# Request
Write out every line of the listing below without changing any of it. Leave the pictures out of your answer.

Entries of spatial layout
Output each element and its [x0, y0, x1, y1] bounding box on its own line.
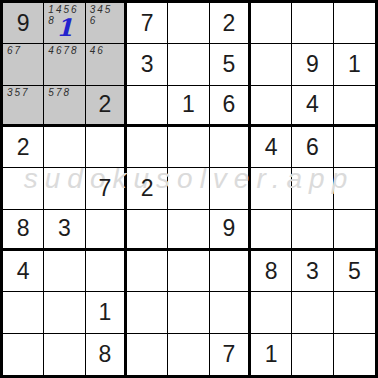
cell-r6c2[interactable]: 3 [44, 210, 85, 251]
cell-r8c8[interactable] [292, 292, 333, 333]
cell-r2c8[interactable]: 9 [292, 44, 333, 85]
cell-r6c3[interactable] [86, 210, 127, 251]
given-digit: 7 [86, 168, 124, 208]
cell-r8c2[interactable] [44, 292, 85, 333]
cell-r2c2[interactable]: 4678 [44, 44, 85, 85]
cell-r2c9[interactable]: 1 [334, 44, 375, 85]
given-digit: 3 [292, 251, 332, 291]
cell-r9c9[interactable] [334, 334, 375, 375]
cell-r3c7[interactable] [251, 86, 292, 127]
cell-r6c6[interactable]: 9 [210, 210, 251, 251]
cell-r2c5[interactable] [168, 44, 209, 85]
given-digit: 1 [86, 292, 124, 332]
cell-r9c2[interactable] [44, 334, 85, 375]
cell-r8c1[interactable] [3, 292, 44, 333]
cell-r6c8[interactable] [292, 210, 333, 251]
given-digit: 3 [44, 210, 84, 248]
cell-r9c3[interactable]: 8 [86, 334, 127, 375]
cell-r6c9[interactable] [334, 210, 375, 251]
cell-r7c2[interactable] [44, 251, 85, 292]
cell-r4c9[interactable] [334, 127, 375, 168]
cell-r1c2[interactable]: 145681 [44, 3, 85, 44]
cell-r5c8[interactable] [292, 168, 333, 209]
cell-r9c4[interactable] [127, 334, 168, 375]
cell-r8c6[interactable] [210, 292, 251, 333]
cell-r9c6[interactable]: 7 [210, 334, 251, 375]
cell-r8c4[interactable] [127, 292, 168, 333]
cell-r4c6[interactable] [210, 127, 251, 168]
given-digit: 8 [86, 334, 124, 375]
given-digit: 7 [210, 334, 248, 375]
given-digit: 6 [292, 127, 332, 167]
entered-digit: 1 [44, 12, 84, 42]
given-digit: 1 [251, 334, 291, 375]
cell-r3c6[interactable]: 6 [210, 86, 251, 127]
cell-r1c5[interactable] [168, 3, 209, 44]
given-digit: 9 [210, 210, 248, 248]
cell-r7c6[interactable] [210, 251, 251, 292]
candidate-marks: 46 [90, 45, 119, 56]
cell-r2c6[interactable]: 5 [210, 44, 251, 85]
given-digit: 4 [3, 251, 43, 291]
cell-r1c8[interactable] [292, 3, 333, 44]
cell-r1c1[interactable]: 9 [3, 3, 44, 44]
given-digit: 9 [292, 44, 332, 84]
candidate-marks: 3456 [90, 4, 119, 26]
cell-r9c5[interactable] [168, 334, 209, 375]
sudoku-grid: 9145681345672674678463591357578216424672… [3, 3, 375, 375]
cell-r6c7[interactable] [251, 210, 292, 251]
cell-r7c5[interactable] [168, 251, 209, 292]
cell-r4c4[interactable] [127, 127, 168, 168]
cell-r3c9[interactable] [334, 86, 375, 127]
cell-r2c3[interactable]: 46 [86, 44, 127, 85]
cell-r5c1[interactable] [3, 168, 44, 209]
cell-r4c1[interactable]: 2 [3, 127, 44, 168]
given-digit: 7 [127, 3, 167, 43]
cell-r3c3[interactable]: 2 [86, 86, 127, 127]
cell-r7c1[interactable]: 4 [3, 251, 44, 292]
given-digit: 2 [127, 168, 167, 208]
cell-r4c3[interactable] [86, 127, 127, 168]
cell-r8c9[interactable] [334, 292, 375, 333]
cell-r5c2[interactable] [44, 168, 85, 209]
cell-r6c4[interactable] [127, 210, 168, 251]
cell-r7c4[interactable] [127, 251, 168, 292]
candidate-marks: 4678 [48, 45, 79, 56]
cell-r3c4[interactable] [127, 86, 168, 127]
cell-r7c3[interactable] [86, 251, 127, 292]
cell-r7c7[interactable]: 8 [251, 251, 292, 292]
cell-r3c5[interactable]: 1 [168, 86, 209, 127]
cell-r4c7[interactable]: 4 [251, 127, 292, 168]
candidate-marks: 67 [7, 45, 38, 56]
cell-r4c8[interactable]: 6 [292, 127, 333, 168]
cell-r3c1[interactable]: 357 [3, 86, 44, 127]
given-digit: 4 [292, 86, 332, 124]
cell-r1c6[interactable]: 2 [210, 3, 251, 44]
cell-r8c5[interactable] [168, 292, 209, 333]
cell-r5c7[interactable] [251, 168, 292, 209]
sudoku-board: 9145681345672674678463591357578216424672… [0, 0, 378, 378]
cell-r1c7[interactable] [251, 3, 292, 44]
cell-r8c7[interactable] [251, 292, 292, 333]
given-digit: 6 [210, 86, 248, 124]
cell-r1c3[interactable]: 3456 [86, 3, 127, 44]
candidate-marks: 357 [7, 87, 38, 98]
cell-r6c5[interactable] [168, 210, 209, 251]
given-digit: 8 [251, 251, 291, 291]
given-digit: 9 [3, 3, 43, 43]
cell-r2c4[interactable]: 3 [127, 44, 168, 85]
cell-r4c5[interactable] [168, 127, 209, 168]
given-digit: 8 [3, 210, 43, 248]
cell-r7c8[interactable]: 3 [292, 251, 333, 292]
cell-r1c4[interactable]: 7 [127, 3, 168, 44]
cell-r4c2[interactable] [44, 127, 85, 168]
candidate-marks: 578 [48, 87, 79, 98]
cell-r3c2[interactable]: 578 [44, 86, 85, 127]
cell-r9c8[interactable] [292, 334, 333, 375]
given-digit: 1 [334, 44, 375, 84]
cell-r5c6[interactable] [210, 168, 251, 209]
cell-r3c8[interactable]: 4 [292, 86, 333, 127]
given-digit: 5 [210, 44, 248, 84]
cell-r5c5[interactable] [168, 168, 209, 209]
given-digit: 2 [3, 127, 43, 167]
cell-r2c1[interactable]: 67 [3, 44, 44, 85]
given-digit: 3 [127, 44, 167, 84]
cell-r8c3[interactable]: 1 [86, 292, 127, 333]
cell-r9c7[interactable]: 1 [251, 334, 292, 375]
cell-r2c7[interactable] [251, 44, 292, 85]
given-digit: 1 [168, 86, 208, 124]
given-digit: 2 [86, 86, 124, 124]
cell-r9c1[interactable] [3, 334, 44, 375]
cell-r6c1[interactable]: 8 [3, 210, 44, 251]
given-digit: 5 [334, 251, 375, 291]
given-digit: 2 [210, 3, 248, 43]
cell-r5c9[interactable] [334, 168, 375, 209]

# Response to the exercise
Output each element and its [x0, y0, x1, y1] bounding box on its own line.
cell-r6c2[interactable]: 3 [44, 210, 85, 251]
cell-r8c8[interactable] [292, 292, 333, 333]
cell-r2c8[interactable]: 9 [292, 44, 333, 85]
cell-r6c3[interactable] [86, 210, 127, 251]
given-digit: 7 [86, 168, 124, 208]
cell-r8c2[interactable] [44, 292, 85, 333]
cell-r2c2[interactable]: 4678 [44, 44, 85, 85]
cell-r2c9[interactable]: 1 [334, 44, 375, 85]
given-digit: 3 [292, 251, 332, 291]
cell-r9c9[interactable] [334, 334, 375, 375]
cell-r3c7[interactable] [251, 86, 292, 127]
cell-r6c6[interactable]: 9 [210, 210, 251, 251]
cell-r2c5[interactable] [168, 44, 209, 85]
given-digit: 1 [86, 292, 124, 332]
cell-r9c2[interactable] [44, 334, 85, 375]
cell-r8c1[interactable] [3, 292, 44, 333]
cell-r6c8[interactable] [292, 210, 333, 251]
given-digit: 3 [44, 210, 84, 248]
cell-r9c3[interactable]: 8 [86, 334, 127, 375]
cell-r6c9[interactable] [334, 210, 375, 251]
cell-r7c2[interactable] [44, 251, 85, 292]
cell-r4c9[interactable] [334, 127, 375, 168]
cell-r1c2[interactable]: 145681 [44, 3, 85, 44]
cell-r5c8[interactable] [292, 168, 333, 209]
cell-r9c4[interactable] [127, 334, 168, 375]
cell-r8c6[interactable] [210, 292, 251, 333]
cell-r9c6[interactable]: 7 [210, 334, 251, 375]
cell-r8c4[interactable] [127, 292, 168, 333]
cell-r4c6[interactable] [210, 127, 251, 168]
given-digit: 8 [86, 334, 124, 375]
given-digit: 7 [210, 334, 248, 375]
given-digit: 6 [292, 127, 332, 167]
entered-digit: 1 [44, 12, 84, 42]
given-digit: 1 [251, 334, 291, 375]
cell-r3c6[interactable]: 6 [210, 86, 251, 127]
cell-r1c5[interactable] [168, 3, 209, 44]
given-digit: 9 [210, 210, 248, 248]
cell-r7c6[interactable] [210, 251, 251, 292]
candidate-marks: 46 [90, 45, 119, 56]
cell-r2c6[interactable]: 5 [210, 44, 251, 85]
given-digit: 4 [3, 251, 43, 291]
cell-r1c8[interactable] [292, 3, 333, 44]
cell-r1c1[interactable]: 9 [3, 3, 44, 44]
given-digit: 9 [292, 44, 332, 84]
candidate-marks: 3456 [90, 4, 119, 26]
cell-r9c5[interactable] [168, 334, 209, 375]
sudoku-grid: 9145681345672674678463591357578216424672… [3, 3, 375, 375]
cell-r6c7[interactable] [251, 210, 292, 251]
cell-r7c5[interactable] [168, 251, 209, 292]
cell-r4c4[interactable] [127, 127, 168, 168]
cell-r3c9[interactable] [334, 86, 375, 127]
cell-r2c3[interactable]: 46 [86, 44, 127, 85]
cell-r5c1[interactable] [3, 168, 44, 209]
cell-r4c1[interactable]: 2 [3, 127, 44, 168]
given-digit: 7 [127, 3, 167, 43]
cell-r3c3[interactable]: 2 [86, 86, 127, 127]
cell-r7c1[interactable]: 4 [3, 251, 44, 292]
given-digit: 2 [127, 168, 167, 208]
cell-r4c3[interactable] [86, 127, 127, 168]
cell-r8c9[interactable] [334, 292, 375, 333]
cell-r5c2[interactable] [44, 168, 85, 209]
cell-r6c4[interactable] [127, 210, 168, 251]
cell-r7c4[interactable] [127, 251, 168, 292]
candidate-marks: 4678 [48, 45, 79, 56]
cell-r3c4[interactable] [127, 86, 168, 127]
cell-r7c3[interactable] [86, 251, 127, 292]
cell-r7c7[interactable]: 8 [251, 251, 292, 292]
cell-r3c5[interactable]: 1 [168, 86, 209, 127]
cell-r4c7[interactable]: 4 [251, 127, 292, 168]
candidate-marks: 67 [7, 45, 38, 56]
cell-r4c8[interactable]: 6 [292, 127, 333, 168]
cell-r3c1[interactable]: 357 [3, 86, 44, 127]
given-digit: 4 [292, 86, 332, 124]
cell-r1c6[interactable]: 2 [210, 3, 251, 44]
cell-r8c5[interactable] [168, 292, 209, 333]
cell-r5c7[interactable] [251, 168, 292, 209]
sudoku-board: 9145681345672674678463591357578216424672… [0, 0, 378, 378]
cell-r1c7[interactable] [251, 3, 292, 44]
cell-r8c7[interactable] [251, 292, 292, 333]
given-digit: 6 [210, 86, 248, 124]
cell-r1c3[interactable]: 3456 [86, 3, 127, 44]
candidate-marks: 357 [7, 87, 38, 98]
cell-r6c5[interactable] [168, 210, 209, 251]
given-digit: 8 [251, 251, 291, 291]
given-digit: 9 [3, 3, 43, 43]
cell-r2c4[interactable]: 3 [127, 44, 168, 85]
cell-r4c5[interactable] [168, 127, 209, 168]
given-digit: 8 [3, 210, 43, 248]
cell-r7c8[interactable]: 3 [292, 251, 333, 292]
cell-r1c4[interactable]: 7 [127, 3, 168, 44]
cell-r4c2[interactable] [44, 127, 85, 168]
candidate-marks: 578 [48, 87, 79, 98]
cell-r3c2[interactable]: 578 [44, 86, 85, 127]
cell-r9c8[interactable] [292, 334, 333, 375]
given-digit: 1 [334, 44, 375, 84]
cell-r5c6[interactable] [210, 168, 251, 209]
cell-r3c8[interactable]: 4 [292, 86, 333, 127]
given-digit: 5 [210, 44, 248, 84]
cell-r5c5[interactable] [168, 168, 209, 209]
given-digit: 2 [3, 127, 43, 167]
cell-r2c1[interactable]: 67 [3, 44, 44, 85]
given-digit: 3 [127, 44, 167, 84]
cell-r8c3[interactable]: 1 [86, 292, 127, 333]
cell-r9c7[interactable]: 1 [251, 334, 292, 375]
cell-r2c7[interactable] [251, 44, 292, 85]
given-digit: 1 [168, 86, 208, 124]
given-digit: 2 [86, 86, 124, 124]
cell-r9c1[interactable] [3, 334, 44, 375]
cell-r6c1[interactable]: 8 [3, 210, 44, 251]
given-digit: 5 [334, 251, 375, 291]
given-digit: 2 [210, 3, 248, 43]
cell-r5c9[interactable] [334, 168, 375, 209]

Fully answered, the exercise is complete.